__WORK REQUIRED__: Your task is to copy each line of the records that includes the string "used".

__Records from a data collection__:
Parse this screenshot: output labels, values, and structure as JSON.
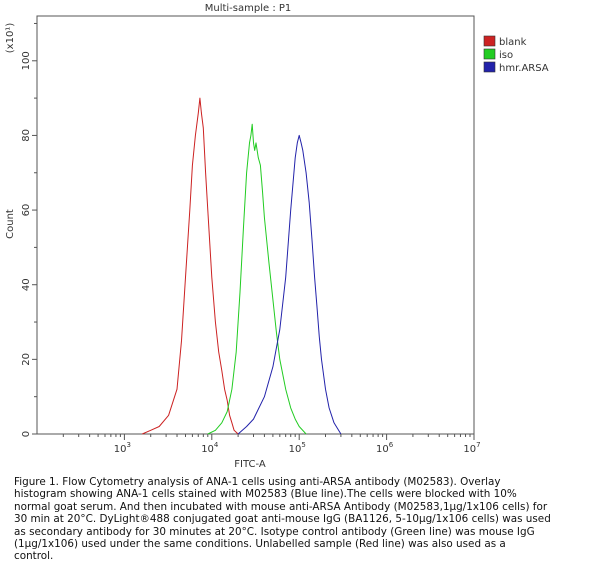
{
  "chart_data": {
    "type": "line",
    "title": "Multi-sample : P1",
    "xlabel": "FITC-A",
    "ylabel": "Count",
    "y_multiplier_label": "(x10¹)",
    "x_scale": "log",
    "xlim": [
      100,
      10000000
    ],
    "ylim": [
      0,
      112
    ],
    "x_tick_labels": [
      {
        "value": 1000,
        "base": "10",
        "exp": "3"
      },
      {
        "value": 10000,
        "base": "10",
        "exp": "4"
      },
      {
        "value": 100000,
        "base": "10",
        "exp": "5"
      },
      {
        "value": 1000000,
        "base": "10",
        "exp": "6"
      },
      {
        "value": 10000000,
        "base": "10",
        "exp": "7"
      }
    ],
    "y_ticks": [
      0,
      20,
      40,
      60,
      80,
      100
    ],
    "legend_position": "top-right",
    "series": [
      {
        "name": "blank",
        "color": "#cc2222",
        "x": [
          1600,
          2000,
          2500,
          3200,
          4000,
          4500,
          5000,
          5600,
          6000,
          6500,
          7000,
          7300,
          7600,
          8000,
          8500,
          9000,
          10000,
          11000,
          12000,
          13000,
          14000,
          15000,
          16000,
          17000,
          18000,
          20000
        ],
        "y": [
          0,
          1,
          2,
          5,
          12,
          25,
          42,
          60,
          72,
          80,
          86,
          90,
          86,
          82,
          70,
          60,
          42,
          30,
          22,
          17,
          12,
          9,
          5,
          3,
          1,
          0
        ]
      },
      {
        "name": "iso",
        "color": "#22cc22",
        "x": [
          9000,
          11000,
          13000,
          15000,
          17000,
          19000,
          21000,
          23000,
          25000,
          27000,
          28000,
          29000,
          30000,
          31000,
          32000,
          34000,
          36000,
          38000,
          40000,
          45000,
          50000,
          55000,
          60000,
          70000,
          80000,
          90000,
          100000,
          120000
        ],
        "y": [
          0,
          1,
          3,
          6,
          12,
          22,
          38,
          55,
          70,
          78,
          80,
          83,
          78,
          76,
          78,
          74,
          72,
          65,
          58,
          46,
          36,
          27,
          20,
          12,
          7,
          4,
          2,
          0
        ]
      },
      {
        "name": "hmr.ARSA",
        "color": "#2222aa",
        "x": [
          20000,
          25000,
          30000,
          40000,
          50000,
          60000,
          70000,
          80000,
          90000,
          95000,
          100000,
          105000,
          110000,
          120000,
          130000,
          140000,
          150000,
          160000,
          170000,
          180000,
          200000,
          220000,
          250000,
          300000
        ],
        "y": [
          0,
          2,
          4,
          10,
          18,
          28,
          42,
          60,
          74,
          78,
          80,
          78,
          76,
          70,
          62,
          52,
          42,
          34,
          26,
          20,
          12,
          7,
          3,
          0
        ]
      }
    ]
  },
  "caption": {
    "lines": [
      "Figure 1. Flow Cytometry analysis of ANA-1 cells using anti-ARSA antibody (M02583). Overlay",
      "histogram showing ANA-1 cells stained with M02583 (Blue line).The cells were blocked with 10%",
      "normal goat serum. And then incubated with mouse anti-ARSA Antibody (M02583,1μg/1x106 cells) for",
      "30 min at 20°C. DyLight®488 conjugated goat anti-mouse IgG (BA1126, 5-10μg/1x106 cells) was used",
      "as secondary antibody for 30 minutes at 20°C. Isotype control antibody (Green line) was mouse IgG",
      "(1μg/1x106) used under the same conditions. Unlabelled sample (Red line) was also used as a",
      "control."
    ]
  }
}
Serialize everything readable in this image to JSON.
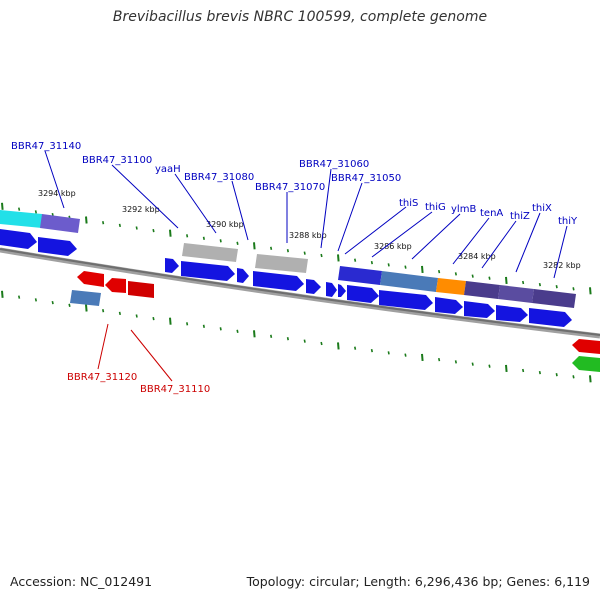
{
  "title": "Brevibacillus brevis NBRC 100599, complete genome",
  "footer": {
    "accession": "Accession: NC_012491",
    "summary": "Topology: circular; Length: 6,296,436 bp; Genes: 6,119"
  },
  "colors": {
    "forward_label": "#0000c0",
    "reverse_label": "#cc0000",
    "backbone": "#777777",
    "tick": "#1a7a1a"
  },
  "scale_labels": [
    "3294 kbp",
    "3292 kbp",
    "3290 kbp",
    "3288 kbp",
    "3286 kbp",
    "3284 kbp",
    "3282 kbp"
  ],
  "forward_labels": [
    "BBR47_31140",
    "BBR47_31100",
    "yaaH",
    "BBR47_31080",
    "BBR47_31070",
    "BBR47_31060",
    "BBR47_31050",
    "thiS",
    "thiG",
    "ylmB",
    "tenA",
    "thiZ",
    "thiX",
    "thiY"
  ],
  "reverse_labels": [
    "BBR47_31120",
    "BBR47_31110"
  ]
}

...

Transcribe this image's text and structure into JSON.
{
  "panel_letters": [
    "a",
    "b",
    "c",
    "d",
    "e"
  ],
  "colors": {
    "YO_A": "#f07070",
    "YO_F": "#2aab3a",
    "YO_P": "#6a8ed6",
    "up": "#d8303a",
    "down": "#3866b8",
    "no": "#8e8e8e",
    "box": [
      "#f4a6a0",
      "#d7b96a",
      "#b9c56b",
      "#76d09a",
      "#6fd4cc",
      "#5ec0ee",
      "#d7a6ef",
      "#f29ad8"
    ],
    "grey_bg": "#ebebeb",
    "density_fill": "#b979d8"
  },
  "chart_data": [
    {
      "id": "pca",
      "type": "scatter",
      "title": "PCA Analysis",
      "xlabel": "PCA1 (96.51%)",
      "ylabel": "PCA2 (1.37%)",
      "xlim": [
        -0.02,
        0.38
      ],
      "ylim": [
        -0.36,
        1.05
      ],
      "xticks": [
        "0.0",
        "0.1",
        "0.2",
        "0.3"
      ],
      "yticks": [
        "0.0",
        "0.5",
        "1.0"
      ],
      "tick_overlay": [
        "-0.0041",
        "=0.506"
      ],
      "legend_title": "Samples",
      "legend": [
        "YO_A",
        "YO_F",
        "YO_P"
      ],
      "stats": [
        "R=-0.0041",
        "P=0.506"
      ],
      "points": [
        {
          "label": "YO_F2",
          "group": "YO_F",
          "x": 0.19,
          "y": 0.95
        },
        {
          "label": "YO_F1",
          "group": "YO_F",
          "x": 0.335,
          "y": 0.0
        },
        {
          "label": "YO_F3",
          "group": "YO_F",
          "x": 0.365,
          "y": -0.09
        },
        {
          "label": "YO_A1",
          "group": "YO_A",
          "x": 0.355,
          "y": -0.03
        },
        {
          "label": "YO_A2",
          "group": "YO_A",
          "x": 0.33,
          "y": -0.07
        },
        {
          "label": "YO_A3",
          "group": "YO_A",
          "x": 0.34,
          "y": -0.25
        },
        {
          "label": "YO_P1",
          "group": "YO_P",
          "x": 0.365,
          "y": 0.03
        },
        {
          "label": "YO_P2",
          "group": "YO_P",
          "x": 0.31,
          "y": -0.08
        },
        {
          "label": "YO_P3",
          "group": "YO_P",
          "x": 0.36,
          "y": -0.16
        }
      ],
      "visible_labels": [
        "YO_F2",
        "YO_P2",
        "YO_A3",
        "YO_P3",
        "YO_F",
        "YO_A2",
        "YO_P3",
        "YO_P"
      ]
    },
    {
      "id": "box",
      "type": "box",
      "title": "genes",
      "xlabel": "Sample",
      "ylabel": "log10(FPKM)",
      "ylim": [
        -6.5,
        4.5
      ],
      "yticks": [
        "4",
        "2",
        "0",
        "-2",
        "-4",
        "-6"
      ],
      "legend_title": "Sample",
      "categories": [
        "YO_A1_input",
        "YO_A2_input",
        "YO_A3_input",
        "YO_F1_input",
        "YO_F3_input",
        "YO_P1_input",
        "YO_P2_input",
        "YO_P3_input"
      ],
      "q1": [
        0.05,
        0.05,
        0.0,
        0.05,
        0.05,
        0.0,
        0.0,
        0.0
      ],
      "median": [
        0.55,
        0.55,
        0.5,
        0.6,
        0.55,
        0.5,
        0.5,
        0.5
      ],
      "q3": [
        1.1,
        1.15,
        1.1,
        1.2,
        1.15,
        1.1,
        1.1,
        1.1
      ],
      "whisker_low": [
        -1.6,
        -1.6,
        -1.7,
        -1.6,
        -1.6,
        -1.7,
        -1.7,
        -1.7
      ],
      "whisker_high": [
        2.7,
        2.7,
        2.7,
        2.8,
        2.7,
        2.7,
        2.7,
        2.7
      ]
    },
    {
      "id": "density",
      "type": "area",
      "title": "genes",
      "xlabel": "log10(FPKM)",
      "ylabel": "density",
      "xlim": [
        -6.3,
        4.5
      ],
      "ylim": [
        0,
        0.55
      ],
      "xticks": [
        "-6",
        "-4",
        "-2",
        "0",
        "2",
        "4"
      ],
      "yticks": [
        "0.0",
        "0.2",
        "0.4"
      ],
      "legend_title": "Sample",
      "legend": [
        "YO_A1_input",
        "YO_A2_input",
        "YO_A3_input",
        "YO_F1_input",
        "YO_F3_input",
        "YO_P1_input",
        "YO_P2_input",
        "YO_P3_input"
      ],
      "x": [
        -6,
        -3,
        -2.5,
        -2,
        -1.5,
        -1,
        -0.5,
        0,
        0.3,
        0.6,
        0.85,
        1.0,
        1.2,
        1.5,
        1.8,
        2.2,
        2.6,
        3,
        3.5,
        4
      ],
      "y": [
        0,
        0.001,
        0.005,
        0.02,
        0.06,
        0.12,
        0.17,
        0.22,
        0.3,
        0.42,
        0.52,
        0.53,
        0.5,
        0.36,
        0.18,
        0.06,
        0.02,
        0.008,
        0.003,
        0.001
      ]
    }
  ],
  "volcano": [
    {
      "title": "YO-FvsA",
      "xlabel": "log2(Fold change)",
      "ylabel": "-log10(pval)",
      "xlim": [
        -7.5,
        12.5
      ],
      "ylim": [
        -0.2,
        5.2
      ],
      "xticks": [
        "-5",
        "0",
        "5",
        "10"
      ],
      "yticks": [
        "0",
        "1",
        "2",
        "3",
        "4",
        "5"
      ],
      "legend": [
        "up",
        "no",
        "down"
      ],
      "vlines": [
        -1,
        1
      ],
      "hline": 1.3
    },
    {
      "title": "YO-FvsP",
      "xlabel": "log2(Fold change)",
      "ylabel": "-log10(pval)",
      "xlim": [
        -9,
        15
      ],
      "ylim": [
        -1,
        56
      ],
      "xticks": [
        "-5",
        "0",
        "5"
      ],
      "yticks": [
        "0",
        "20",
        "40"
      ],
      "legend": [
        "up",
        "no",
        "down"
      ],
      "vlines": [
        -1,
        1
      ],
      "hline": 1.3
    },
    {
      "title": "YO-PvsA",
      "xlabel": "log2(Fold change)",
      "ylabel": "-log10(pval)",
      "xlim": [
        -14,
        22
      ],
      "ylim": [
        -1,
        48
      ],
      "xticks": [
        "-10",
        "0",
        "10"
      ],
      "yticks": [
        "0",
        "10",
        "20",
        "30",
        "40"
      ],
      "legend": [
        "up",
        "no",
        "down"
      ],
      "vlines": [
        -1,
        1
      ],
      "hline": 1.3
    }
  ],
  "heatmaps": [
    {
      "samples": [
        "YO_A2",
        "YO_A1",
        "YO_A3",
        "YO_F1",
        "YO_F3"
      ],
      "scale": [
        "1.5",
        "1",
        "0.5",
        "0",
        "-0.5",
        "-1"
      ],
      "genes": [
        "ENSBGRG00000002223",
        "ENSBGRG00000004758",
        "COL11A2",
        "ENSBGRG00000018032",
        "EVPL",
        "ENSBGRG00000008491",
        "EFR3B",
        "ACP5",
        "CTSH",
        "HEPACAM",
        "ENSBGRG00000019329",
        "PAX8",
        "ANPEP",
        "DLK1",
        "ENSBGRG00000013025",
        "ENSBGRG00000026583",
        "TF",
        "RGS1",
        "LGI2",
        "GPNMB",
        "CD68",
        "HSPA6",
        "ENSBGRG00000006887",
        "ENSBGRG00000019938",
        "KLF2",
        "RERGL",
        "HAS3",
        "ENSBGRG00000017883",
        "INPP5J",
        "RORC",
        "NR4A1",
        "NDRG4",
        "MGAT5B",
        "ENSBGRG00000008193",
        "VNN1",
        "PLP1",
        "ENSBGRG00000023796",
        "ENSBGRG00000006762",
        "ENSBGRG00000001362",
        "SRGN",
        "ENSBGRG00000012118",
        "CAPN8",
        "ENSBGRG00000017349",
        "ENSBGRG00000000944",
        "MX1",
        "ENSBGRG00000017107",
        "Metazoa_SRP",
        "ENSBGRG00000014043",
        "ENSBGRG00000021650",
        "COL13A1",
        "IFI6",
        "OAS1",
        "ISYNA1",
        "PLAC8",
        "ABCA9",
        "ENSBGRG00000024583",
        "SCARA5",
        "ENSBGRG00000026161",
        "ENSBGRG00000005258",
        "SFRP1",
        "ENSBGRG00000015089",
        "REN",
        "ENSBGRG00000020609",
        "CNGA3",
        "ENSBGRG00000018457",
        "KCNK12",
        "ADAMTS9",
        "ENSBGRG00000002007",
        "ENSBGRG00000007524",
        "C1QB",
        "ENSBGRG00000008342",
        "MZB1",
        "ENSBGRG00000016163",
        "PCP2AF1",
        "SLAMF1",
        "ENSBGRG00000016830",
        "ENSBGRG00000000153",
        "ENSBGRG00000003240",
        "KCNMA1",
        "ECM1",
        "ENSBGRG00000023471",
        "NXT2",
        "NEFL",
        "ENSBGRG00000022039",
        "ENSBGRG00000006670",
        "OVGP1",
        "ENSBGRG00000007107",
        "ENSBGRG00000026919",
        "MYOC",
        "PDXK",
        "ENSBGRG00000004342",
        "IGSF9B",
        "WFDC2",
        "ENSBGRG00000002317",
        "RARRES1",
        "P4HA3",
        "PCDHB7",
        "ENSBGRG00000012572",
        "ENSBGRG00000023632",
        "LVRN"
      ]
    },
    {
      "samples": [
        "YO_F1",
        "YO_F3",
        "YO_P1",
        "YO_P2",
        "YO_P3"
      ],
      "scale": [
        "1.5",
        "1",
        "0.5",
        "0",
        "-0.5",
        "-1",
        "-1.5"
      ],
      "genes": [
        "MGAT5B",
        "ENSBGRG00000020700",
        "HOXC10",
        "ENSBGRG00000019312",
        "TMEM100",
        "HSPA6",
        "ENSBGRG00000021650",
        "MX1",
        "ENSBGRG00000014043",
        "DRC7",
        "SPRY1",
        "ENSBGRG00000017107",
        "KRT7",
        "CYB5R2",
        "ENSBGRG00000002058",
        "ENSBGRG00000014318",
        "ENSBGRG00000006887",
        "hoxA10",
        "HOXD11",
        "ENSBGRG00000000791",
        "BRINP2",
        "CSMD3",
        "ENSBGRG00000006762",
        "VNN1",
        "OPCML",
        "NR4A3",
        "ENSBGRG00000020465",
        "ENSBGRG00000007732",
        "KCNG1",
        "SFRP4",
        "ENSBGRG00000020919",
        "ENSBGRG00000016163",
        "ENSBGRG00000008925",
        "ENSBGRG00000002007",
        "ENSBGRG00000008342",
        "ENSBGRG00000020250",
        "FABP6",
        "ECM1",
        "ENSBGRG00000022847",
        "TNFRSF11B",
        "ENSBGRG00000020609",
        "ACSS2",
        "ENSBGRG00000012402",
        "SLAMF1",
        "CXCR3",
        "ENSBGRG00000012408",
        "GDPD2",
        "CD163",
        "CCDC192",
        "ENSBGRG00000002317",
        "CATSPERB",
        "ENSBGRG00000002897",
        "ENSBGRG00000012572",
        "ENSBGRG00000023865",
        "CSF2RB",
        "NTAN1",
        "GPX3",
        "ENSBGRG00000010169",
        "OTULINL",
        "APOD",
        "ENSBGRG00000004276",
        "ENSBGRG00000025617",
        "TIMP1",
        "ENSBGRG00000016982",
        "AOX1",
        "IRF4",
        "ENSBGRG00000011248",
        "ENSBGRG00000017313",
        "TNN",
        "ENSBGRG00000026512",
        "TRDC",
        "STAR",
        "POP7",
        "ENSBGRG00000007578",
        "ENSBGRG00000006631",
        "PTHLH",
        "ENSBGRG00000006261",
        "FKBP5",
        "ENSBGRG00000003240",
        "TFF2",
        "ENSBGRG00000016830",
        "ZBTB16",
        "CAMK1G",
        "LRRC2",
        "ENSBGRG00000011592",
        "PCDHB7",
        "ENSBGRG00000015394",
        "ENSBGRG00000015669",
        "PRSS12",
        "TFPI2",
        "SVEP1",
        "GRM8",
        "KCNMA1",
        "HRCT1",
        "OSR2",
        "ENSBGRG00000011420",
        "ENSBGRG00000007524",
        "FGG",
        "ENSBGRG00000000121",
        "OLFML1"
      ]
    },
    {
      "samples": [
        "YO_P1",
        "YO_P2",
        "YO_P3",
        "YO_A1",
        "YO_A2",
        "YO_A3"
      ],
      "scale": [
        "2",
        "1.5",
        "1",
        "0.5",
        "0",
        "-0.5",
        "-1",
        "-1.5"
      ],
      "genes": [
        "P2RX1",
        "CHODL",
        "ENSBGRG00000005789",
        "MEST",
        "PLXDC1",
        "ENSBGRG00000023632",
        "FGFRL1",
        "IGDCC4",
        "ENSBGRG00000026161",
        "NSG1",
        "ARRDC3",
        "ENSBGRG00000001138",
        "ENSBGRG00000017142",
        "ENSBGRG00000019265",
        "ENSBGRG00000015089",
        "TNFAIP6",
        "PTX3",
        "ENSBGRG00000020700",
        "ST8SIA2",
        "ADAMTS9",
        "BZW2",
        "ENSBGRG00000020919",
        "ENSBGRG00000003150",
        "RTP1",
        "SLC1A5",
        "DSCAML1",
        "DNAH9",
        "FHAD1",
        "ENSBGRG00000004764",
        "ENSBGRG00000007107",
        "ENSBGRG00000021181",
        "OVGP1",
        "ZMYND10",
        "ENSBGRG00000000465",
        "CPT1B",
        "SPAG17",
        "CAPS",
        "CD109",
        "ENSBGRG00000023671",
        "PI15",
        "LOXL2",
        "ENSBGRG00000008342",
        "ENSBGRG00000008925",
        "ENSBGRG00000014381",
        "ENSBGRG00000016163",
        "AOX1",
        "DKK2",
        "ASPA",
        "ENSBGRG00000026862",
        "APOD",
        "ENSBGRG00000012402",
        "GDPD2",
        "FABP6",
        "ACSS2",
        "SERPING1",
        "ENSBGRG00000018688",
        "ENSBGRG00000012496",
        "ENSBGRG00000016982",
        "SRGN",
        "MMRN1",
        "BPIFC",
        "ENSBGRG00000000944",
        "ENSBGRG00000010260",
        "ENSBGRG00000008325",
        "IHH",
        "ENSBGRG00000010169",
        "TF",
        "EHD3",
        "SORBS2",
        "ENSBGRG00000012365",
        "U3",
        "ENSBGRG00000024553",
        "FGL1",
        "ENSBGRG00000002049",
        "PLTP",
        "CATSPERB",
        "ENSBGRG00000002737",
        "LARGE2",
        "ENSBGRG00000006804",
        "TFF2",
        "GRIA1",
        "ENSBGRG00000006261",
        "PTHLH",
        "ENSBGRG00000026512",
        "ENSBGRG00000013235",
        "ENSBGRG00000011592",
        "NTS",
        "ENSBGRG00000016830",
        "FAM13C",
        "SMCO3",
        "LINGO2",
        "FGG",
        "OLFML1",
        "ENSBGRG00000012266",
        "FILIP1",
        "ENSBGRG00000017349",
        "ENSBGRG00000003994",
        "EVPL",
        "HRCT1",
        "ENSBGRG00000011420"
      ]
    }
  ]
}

__TASK RESULT__:
      "30 min at 20°C. DyLight®488 conjugated goat anti-mouse IgG (BA1126, 5-10μg/1x106 cells) was used",
      "(1μg/1x106) used under the same conditions. Unlabelled sample (Red line) was also used as a",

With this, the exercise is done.